%%

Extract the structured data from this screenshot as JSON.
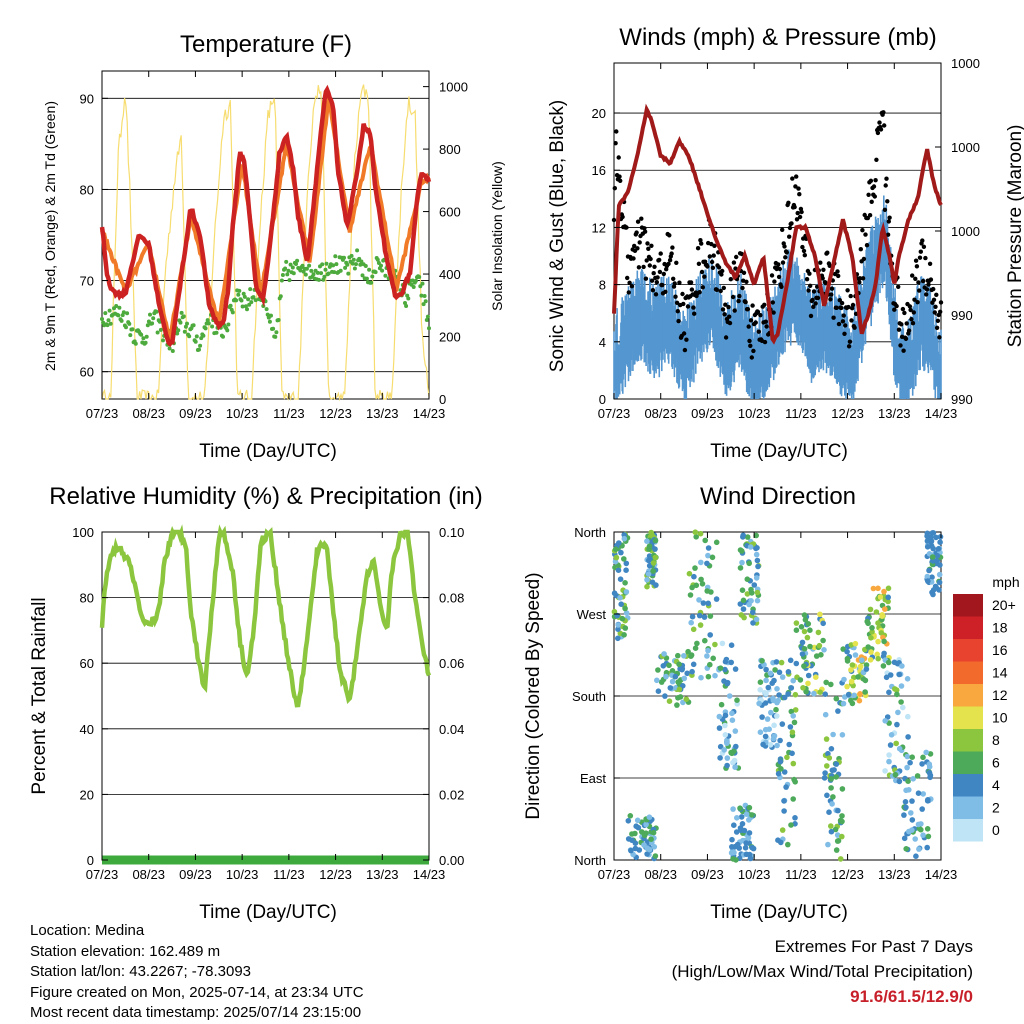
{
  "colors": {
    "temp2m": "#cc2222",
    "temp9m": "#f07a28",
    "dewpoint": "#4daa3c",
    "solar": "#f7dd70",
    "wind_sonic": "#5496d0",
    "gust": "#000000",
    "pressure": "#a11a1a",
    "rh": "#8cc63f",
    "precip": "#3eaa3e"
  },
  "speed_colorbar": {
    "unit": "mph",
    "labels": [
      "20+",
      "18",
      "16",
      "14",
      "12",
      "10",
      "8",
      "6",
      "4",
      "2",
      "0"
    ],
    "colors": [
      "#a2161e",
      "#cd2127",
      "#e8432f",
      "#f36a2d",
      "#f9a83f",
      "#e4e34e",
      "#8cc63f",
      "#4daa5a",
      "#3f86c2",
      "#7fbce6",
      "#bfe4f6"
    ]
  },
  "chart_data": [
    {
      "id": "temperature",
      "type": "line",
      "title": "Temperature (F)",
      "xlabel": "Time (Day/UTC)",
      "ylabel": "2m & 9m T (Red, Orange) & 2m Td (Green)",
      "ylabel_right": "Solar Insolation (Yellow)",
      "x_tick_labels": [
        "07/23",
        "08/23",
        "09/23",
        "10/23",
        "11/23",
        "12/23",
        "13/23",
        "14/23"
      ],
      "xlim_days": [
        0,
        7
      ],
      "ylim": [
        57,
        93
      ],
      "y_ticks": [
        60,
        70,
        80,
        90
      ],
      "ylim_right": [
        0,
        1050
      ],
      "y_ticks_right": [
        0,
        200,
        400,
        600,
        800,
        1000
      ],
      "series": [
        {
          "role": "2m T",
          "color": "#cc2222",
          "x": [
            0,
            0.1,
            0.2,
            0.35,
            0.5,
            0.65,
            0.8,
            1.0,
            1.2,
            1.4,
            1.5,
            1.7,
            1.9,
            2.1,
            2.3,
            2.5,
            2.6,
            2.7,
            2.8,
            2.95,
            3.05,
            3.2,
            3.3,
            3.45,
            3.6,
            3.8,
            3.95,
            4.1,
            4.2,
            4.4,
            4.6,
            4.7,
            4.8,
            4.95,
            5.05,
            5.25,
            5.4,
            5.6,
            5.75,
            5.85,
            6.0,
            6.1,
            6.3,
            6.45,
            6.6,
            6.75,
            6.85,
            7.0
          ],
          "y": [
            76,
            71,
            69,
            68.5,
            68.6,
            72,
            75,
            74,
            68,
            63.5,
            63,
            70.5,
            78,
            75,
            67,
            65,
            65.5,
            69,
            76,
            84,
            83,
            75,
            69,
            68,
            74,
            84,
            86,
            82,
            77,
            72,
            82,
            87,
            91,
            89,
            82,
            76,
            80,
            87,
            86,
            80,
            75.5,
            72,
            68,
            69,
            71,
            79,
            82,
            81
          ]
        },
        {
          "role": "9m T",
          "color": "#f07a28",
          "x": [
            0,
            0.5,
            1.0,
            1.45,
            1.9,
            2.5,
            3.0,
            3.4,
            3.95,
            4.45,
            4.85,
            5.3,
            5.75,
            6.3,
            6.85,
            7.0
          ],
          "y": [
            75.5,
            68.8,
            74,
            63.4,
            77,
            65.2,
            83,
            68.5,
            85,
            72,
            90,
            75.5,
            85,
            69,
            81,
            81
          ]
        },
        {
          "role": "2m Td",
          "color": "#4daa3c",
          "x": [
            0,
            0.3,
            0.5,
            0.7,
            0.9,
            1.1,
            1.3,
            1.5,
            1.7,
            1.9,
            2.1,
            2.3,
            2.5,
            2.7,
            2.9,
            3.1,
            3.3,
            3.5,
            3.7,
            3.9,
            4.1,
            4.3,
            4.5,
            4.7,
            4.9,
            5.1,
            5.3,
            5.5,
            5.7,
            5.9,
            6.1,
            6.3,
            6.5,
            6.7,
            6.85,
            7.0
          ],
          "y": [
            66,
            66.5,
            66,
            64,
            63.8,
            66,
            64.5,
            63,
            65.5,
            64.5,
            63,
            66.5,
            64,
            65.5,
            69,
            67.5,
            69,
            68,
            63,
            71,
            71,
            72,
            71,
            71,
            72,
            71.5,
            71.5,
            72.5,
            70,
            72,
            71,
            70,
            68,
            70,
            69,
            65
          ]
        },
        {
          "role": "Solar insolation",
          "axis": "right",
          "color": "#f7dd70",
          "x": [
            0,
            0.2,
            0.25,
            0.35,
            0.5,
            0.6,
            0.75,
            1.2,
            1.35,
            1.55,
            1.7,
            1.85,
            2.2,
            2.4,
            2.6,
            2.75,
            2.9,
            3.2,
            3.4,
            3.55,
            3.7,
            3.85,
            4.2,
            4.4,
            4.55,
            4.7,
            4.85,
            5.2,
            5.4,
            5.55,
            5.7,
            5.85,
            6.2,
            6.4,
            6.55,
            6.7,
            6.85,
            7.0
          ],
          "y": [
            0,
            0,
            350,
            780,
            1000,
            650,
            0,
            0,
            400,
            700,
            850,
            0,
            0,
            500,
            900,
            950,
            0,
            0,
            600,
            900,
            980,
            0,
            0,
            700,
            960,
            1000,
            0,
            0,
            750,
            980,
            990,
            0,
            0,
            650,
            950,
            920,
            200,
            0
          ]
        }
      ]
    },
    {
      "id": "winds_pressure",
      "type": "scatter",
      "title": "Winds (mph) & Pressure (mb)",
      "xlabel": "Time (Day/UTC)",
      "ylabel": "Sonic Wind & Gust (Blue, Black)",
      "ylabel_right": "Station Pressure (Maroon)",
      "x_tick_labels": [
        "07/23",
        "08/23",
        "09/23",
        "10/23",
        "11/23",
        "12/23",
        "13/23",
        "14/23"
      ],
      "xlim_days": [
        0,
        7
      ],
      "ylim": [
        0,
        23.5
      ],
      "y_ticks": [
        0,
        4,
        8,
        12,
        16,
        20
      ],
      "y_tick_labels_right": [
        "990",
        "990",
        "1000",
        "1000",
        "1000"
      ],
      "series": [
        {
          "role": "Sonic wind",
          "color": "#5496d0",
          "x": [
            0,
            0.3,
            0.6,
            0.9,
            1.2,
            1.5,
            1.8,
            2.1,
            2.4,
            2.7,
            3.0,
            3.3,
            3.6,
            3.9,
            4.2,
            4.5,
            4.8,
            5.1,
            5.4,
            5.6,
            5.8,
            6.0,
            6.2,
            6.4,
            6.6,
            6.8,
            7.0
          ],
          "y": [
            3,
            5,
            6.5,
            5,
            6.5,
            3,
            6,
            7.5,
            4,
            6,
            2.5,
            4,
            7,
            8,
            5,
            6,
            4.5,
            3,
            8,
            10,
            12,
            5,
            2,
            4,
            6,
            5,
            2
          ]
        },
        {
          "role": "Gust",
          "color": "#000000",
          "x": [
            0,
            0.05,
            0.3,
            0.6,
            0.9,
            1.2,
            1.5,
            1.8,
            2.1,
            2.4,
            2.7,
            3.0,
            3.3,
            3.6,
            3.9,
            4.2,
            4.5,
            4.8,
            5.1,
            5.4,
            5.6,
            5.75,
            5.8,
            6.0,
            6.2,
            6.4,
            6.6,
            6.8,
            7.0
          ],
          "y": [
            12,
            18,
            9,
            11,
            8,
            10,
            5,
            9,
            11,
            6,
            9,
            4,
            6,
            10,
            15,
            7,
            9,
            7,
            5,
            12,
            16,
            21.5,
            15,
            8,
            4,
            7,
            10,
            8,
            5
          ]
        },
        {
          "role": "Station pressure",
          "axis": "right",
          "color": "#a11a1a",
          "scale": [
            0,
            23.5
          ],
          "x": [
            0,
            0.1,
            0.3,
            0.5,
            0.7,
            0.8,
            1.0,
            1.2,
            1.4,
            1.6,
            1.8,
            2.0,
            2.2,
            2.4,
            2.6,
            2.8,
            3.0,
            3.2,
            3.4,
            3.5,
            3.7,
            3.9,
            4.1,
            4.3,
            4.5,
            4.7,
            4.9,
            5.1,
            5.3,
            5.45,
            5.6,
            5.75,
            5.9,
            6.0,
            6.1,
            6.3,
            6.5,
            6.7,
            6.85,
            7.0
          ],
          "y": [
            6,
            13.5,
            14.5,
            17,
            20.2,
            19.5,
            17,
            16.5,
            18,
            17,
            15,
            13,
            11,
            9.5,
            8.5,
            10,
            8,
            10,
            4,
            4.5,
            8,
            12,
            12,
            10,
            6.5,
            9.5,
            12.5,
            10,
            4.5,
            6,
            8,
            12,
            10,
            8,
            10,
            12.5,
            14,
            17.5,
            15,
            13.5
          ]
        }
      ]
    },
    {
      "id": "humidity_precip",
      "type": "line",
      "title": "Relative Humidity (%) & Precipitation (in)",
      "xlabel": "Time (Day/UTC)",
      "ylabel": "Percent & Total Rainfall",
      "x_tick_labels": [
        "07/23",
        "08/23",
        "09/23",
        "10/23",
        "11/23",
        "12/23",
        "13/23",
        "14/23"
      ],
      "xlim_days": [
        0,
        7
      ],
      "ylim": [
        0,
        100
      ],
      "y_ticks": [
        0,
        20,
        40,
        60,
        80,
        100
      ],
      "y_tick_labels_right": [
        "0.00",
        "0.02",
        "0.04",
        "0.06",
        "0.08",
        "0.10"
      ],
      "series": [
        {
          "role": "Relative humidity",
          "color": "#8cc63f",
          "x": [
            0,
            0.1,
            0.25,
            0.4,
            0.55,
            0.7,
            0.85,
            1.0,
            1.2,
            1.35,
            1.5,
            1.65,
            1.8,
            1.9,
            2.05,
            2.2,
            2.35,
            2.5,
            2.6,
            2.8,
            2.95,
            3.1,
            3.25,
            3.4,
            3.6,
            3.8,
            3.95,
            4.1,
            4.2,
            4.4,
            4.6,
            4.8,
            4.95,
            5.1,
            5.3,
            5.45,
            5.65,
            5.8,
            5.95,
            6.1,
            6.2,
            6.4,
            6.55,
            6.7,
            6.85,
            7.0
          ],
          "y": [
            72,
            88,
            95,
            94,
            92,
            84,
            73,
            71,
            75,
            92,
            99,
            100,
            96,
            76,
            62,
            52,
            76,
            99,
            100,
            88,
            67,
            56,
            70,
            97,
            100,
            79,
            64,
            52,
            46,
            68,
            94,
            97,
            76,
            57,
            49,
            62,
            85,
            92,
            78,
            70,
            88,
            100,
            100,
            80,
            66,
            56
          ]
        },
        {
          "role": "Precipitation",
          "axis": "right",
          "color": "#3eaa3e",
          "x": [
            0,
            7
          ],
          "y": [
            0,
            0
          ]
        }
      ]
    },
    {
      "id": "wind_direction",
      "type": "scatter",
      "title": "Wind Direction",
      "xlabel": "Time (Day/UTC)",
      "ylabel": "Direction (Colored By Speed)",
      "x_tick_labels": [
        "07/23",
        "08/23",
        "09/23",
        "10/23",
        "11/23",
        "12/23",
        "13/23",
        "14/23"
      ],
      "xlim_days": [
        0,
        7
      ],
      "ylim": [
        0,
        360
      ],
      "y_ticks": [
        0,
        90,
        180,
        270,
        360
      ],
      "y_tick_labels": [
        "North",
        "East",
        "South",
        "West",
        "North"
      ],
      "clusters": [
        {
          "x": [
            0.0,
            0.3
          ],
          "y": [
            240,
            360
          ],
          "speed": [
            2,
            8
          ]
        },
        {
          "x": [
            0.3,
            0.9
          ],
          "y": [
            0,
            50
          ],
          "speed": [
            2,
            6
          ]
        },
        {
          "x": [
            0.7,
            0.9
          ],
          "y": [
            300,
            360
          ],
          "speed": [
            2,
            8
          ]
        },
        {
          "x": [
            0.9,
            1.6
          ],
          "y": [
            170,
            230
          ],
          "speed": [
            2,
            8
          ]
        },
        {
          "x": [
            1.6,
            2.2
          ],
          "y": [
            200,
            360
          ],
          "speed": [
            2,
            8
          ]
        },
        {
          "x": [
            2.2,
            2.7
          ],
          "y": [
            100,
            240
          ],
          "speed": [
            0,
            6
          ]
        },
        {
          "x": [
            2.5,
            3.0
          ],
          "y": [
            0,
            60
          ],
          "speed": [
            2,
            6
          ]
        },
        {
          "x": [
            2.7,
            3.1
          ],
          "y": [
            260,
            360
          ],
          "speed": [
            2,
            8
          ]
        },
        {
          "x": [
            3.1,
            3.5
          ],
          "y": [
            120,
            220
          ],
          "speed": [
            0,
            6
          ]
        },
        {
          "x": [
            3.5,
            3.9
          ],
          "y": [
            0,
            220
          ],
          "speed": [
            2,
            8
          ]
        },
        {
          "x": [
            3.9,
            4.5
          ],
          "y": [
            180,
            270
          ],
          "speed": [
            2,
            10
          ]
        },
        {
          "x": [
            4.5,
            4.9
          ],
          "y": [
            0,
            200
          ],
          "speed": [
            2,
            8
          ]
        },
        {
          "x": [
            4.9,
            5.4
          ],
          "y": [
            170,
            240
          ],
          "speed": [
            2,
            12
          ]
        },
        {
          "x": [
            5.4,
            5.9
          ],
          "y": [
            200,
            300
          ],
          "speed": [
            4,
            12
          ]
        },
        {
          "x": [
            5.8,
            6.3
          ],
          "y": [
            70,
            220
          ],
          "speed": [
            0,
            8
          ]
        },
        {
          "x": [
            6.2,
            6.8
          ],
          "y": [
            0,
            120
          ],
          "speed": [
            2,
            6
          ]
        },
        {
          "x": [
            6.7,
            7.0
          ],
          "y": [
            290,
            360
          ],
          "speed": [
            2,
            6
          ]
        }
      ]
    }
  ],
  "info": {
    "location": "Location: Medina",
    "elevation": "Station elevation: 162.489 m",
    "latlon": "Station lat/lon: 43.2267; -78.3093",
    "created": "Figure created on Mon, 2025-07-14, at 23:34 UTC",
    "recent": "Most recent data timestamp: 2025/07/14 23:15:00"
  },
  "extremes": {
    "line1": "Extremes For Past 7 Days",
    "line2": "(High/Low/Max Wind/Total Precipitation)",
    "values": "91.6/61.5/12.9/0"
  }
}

%%

| SHORT EXERCISE |
Give the number of lines in the records that contain the string "Relative", with no other output.

| RIGHT ANSWER |
2